Copy out every line of the records where the string "usingComponents" occurs.

+++ Data supplied +++

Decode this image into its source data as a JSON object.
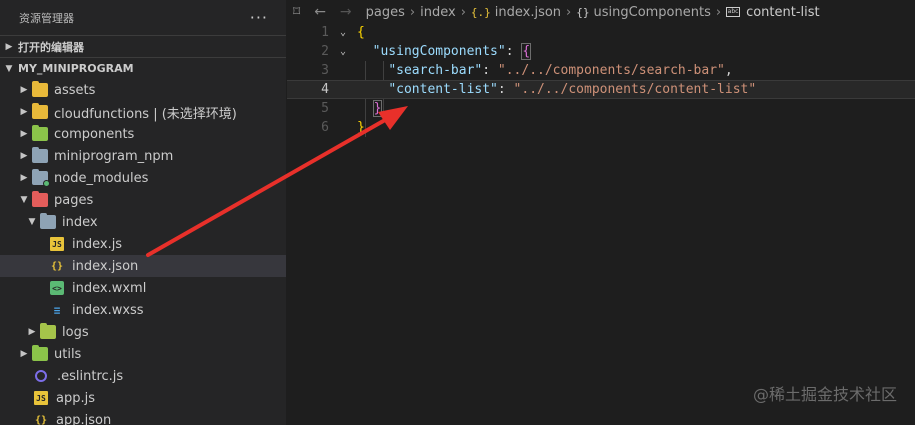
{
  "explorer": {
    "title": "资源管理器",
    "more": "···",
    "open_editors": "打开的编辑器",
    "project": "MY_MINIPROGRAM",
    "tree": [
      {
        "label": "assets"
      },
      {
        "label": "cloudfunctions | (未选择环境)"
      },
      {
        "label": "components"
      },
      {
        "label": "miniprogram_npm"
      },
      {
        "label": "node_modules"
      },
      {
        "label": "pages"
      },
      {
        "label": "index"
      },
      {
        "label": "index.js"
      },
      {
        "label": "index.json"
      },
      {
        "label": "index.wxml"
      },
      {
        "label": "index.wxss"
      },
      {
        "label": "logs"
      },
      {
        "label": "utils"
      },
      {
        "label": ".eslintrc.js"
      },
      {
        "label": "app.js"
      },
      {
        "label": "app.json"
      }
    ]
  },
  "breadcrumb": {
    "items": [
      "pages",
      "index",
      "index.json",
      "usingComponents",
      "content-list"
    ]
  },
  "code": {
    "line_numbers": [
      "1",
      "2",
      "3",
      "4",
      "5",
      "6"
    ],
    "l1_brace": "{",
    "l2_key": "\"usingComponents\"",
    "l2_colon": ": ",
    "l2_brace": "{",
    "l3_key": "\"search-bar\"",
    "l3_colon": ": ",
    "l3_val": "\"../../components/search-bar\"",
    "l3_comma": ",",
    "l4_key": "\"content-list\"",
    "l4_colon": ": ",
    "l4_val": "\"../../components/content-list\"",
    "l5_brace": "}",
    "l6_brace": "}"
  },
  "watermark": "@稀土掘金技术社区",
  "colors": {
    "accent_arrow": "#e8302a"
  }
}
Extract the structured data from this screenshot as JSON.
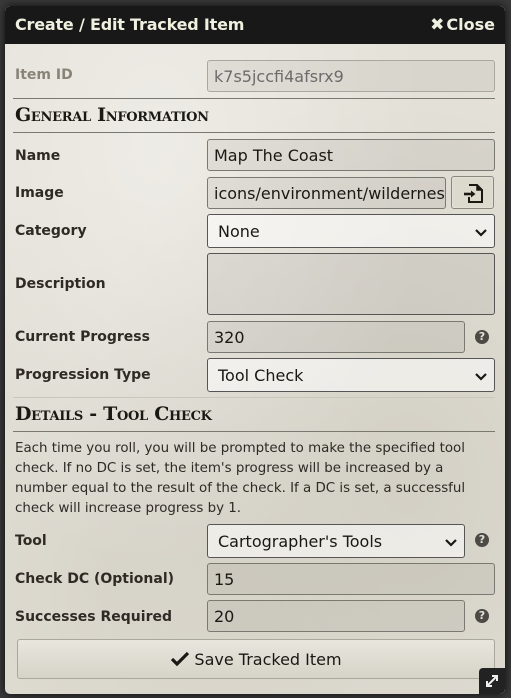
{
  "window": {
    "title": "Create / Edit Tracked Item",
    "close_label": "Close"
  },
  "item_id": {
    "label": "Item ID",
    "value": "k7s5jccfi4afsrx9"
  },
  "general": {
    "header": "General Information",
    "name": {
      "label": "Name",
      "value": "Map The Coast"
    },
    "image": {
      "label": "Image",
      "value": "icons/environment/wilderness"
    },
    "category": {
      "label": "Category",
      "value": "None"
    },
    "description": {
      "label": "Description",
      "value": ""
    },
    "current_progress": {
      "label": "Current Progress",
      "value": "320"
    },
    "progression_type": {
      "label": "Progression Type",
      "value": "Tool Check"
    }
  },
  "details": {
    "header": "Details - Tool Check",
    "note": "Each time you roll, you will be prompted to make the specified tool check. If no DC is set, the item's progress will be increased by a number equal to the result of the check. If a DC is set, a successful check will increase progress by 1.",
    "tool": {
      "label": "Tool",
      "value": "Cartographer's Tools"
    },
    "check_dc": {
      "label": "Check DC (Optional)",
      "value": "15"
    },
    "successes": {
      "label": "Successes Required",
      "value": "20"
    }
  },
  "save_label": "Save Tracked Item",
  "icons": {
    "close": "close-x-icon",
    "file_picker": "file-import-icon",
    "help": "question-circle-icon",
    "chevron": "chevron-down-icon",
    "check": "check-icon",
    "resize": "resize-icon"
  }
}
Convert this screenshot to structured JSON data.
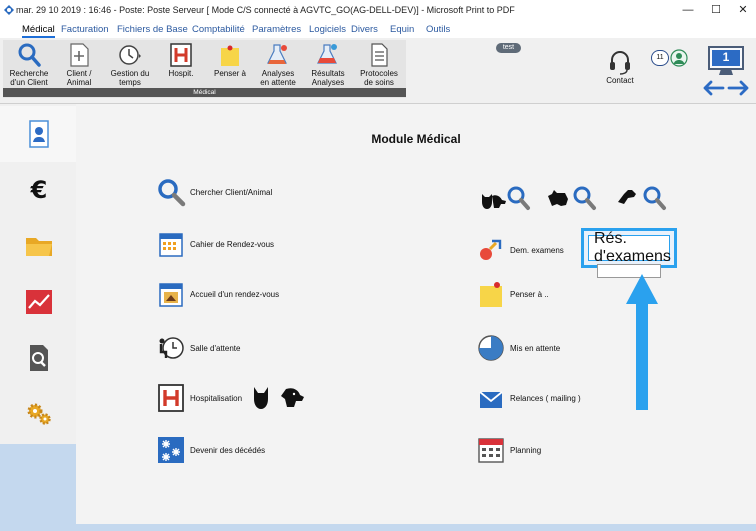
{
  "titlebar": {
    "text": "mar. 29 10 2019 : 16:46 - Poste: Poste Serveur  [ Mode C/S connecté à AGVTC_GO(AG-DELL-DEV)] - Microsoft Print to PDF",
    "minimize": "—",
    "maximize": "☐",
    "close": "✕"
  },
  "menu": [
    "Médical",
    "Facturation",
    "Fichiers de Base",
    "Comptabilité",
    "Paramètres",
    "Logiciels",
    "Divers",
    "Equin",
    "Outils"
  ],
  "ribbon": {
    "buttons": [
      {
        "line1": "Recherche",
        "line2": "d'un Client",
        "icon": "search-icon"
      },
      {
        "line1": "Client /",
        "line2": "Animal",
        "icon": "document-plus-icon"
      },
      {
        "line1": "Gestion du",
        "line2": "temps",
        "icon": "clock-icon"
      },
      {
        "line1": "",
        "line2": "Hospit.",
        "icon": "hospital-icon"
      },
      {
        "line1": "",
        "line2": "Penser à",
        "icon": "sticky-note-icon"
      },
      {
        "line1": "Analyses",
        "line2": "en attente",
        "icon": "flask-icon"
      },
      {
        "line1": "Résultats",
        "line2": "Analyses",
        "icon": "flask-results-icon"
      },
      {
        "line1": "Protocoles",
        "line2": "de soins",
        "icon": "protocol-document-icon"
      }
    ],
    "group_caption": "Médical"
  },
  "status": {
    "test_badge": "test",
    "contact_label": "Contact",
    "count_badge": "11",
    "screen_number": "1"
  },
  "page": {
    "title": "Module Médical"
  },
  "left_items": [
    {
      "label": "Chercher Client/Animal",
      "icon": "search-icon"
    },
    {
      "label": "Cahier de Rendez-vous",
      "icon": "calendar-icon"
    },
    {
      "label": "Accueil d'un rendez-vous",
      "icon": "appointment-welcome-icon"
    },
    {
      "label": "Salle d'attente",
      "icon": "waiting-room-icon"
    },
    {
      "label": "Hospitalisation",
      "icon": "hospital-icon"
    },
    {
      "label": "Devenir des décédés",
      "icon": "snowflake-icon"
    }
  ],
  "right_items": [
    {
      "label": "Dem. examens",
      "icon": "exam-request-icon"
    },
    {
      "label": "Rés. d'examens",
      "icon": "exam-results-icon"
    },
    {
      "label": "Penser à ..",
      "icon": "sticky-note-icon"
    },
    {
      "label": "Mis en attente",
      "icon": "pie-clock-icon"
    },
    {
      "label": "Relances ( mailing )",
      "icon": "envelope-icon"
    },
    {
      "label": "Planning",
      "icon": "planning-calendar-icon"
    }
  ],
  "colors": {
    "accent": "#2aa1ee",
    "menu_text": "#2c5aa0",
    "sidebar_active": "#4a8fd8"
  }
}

+++
+++ Data supplied +++

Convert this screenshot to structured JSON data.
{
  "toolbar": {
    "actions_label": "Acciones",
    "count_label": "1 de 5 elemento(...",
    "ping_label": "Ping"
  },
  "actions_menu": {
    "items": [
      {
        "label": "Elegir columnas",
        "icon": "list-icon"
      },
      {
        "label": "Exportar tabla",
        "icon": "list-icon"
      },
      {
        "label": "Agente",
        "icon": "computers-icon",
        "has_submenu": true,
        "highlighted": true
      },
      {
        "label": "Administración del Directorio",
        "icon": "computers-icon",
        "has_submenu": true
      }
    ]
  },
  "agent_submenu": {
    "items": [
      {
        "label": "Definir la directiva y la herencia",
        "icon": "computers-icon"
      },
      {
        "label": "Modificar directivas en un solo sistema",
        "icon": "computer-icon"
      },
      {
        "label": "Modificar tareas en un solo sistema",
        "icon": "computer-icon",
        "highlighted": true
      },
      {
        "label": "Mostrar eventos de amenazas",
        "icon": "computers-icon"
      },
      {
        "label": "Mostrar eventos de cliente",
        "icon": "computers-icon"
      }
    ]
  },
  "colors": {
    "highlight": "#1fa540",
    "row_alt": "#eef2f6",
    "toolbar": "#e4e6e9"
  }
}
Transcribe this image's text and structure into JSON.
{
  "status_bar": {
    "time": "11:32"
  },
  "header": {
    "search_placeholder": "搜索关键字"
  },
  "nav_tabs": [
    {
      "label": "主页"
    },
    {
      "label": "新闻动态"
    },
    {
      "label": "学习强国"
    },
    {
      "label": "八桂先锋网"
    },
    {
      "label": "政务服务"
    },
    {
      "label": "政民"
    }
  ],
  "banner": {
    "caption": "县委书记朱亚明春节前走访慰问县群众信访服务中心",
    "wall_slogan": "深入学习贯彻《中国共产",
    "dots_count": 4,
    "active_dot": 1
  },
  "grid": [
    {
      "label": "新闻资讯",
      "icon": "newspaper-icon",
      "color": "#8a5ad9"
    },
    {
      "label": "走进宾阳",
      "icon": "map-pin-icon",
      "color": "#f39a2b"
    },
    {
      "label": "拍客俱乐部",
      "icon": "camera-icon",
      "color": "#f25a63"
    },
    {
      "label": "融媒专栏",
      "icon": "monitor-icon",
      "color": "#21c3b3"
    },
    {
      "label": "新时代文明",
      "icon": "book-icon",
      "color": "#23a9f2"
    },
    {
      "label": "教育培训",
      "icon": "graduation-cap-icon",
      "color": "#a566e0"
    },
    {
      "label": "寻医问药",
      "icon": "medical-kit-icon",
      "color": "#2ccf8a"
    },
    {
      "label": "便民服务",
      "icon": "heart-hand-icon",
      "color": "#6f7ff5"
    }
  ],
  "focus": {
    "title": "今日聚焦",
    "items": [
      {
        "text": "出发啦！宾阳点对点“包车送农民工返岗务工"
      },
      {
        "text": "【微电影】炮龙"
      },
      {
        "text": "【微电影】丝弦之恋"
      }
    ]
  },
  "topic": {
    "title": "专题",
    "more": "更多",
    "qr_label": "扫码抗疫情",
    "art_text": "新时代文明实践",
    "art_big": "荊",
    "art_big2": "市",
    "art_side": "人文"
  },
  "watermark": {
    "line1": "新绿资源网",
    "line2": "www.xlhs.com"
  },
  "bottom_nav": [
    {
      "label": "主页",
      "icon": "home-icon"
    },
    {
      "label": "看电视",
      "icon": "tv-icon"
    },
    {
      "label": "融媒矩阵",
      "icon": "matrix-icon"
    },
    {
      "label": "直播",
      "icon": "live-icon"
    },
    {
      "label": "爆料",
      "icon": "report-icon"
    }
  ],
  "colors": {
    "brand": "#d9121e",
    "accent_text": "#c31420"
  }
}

+++

Correct answer.
      "usingComponents",
    "l2_key": "\"usingComponents\"",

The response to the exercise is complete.